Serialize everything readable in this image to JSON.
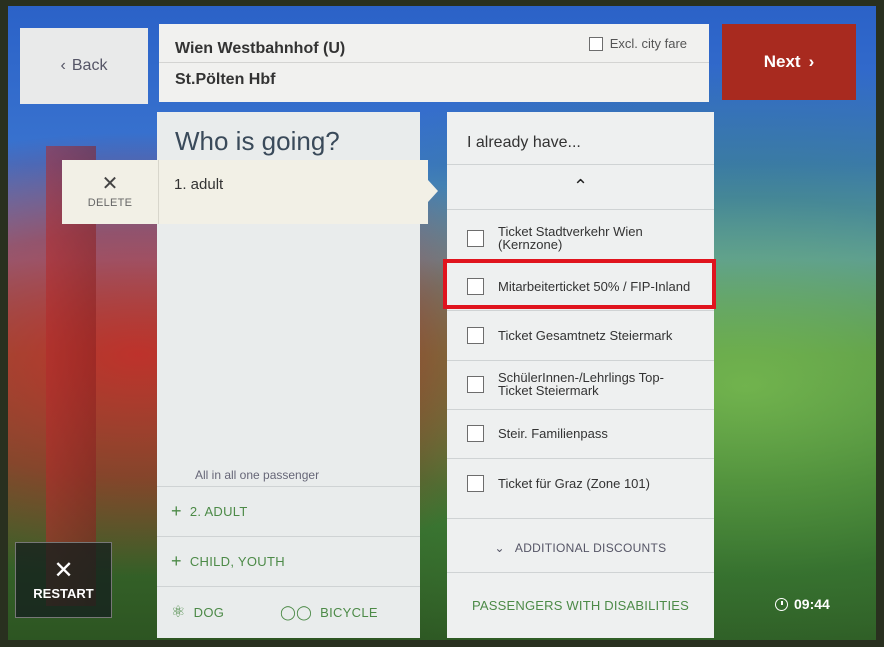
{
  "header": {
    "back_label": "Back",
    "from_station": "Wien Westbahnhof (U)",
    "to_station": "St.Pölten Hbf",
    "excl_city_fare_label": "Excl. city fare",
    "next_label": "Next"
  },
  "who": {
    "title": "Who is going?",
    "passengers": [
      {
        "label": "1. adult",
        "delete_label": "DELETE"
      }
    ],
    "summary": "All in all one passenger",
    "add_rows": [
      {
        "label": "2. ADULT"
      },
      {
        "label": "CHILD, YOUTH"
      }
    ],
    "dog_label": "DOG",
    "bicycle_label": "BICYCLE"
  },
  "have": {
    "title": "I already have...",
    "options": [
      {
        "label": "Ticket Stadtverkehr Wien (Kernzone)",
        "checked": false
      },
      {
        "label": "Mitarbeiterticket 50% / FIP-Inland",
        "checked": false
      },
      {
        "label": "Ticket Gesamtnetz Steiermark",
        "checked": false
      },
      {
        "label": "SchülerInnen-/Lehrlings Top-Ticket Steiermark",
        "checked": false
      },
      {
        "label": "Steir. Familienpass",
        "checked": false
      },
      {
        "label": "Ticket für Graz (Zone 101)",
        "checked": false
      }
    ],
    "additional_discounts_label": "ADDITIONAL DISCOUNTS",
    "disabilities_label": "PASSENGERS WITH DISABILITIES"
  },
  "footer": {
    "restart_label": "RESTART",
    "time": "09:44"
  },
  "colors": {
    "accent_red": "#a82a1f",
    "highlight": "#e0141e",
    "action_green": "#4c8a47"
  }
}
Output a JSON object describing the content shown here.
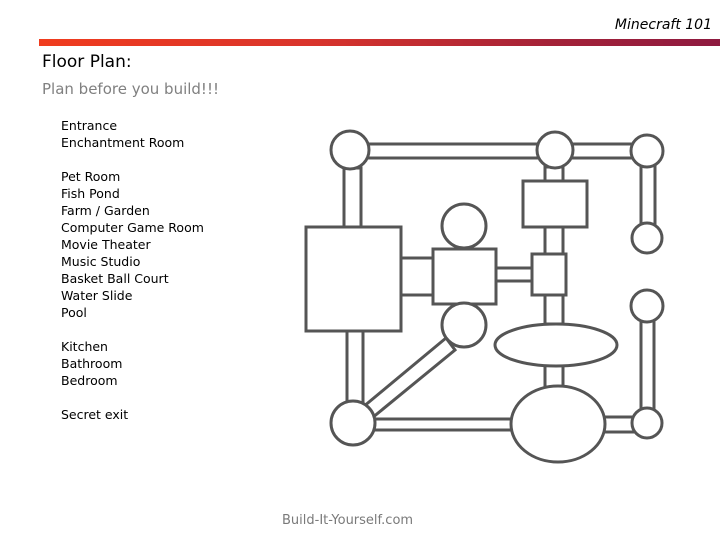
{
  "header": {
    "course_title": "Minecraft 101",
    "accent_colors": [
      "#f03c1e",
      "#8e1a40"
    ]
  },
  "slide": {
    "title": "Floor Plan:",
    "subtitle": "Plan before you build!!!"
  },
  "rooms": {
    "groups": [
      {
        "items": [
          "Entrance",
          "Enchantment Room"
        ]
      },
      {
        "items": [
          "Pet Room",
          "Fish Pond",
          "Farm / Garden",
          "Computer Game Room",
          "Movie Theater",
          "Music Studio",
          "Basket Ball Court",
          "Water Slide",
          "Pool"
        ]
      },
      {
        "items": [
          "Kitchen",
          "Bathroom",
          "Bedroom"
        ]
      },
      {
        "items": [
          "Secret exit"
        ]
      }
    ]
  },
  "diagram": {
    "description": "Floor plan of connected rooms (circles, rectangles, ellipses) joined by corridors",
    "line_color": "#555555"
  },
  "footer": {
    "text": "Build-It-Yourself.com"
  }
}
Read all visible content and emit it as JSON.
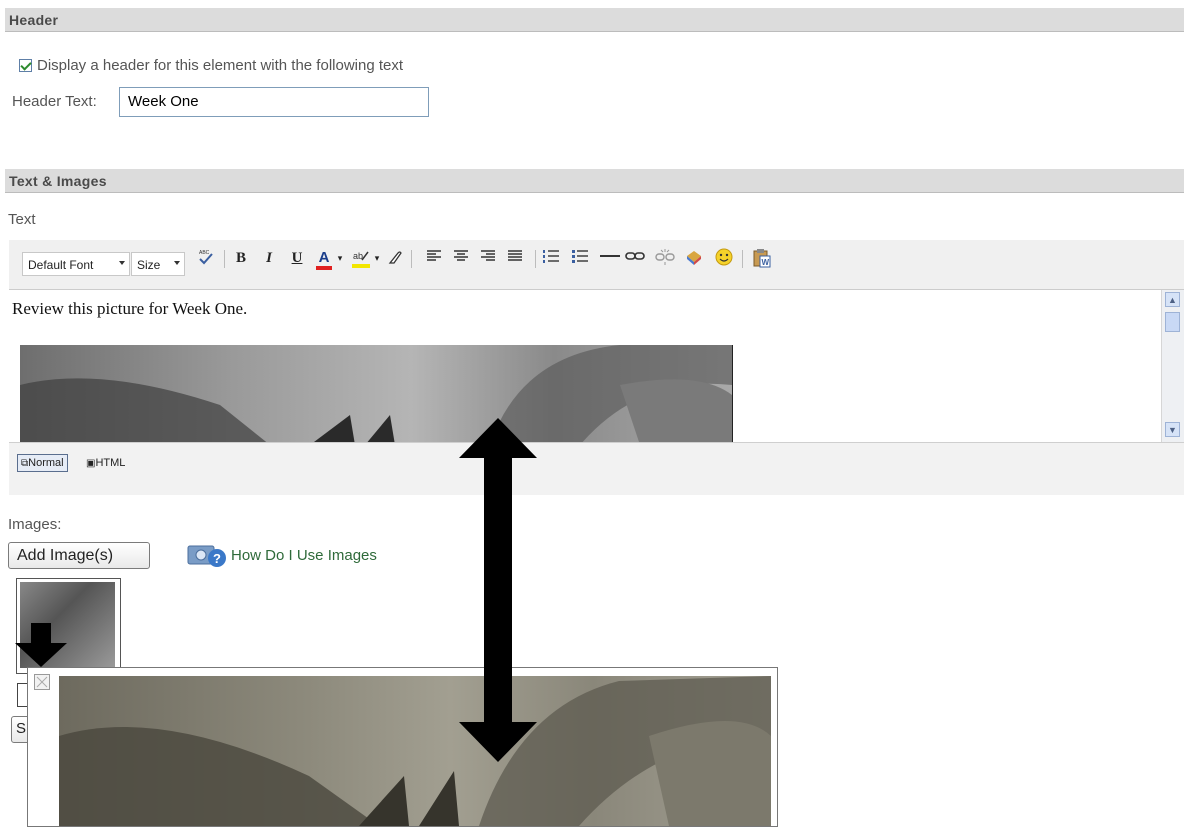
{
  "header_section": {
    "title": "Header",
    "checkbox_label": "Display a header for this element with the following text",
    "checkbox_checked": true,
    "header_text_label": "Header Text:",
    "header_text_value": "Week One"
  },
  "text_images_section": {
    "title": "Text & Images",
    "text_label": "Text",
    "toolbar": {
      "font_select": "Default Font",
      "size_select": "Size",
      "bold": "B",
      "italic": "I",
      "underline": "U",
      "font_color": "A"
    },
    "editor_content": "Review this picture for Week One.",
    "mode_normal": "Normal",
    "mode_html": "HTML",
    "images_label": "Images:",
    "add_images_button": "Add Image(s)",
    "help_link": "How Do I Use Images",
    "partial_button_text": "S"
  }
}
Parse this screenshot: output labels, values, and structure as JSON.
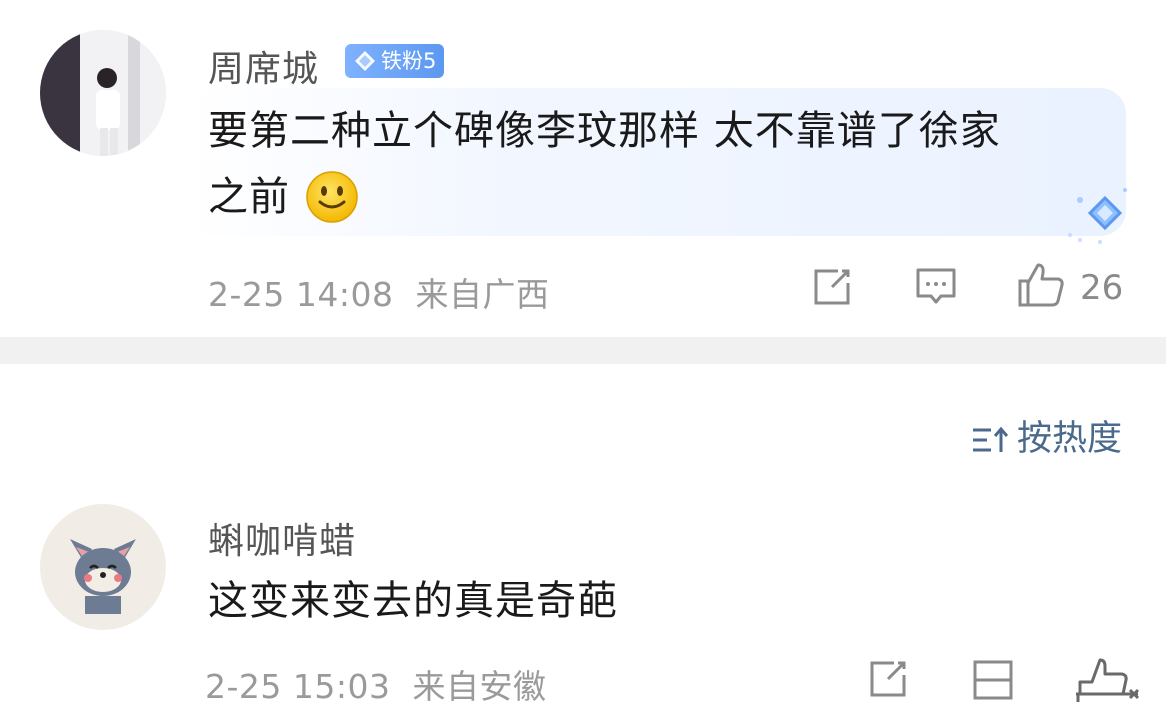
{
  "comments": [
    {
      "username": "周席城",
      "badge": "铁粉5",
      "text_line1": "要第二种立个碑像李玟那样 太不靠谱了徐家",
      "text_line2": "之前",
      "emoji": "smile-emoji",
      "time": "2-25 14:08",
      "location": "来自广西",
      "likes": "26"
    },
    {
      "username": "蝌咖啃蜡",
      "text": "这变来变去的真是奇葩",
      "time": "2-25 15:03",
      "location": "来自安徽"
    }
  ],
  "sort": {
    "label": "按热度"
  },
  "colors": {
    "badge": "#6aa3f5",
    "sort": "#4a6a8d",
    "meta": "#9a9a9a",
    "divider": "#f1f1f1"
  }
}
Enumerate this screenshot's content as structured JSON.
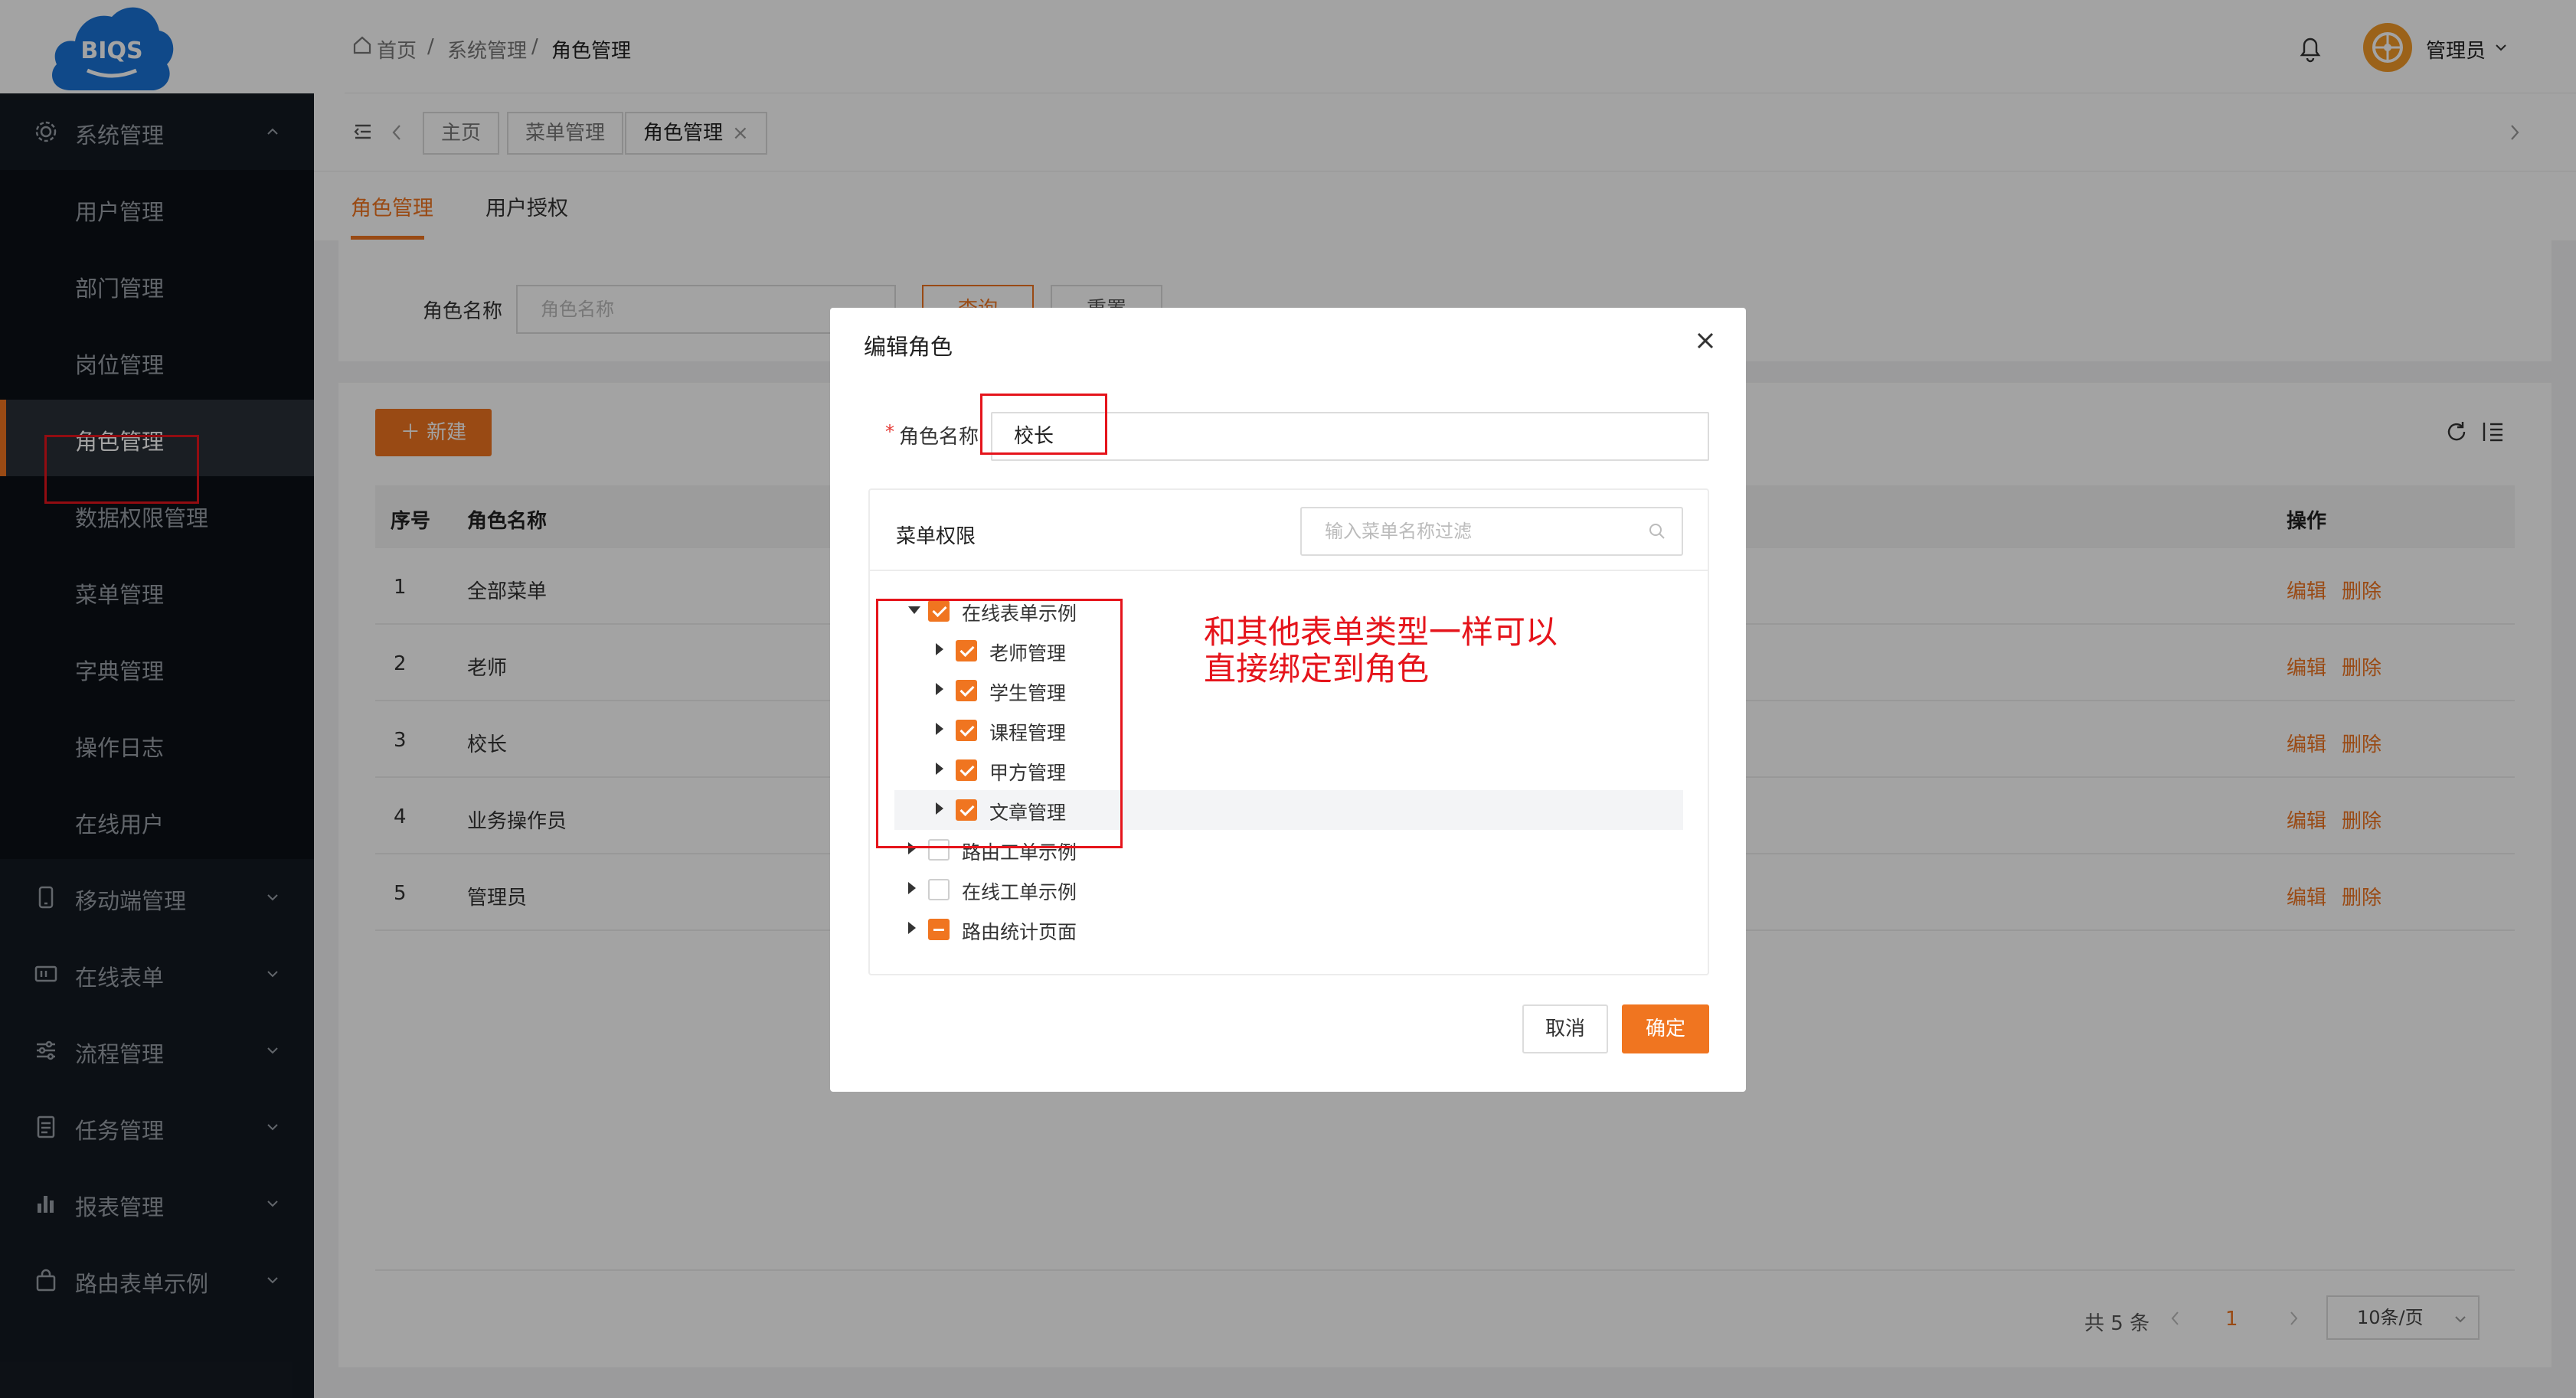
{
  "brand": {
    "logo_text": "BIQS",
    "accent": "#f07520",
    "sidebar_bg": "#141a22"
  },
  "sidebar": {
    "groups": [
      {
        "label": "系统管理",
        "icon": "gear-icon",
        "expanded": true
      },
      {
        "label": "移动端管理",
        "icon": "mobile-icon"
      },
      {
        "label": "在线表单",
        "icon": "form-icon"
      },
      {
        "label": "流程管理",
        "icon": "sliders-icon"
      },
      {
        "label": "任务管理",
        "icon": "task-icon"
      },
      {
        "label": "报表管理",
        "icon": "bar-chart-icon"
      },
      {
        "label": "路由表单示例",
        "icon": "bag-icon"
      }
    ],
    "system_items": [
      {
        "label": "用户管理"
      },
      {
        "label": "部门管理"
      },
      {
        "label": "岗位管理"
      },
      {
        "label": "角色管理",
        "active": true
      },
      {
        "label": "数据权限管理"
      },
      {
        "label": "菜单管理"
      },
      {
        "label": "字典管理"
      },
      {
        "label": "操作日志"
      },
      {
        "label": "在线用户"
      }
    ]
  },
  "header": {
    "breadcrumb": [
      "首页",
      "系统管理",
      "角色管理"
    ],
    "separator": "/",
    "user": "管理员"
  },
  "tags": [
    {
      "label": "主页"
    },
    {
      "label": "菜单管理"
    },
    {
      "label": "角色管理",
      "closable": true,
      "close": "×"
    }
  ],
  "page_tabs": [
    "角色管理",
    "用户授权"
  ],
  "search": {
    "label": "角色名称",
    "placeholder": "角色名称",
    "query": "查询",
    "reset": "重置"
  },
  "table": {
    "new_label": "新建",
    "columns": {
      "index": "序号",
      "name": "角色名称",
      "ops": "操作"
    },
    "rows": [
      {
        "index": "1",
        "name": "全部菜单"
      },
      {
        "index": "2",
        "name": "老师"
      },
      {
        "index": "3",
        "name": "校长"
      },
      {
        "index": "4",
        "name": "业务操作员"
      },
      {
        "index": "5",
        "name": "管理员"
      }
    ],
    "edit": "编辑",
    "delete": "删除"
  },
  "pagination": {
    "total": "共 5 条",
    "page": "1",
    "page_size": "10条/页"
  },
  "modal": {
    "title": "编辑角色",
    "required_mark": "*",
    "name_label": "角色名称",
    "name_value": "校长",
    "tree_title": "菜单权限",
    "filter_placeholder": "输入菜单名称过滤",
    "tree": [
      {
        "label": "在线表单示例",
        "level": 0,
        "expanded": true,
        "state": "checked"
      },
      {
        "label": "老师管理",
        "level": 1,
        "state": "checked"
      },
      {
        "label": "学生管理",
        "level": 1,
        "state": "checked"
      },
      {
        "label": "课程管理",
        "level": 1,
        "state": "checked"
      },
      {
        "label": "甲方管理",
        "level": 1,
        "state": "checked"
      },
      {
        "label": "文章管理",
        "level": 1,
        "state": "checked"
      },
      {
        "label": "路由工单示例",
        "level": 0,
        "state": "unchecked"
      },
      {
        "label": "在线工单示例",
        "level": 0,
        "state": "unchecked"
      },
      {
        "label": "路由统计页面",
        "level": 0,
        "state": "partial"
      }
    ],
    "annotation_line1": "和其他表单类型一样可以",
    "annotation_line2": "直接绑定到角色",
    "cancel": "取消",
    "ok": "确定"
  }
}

#### WHAT TO DO
Find every line in the records above that contains the word "icon", and copy each one.

#### TASK RESPONSE
        "icon": "gear-icon",
        "icon": "mobile-icon"
        "icon": "form-icon"
        "icon": "sliders-icon"
        "icon": "task-icon"
        "icon": "bar-chart-icon"
        "icon": "bag-icon"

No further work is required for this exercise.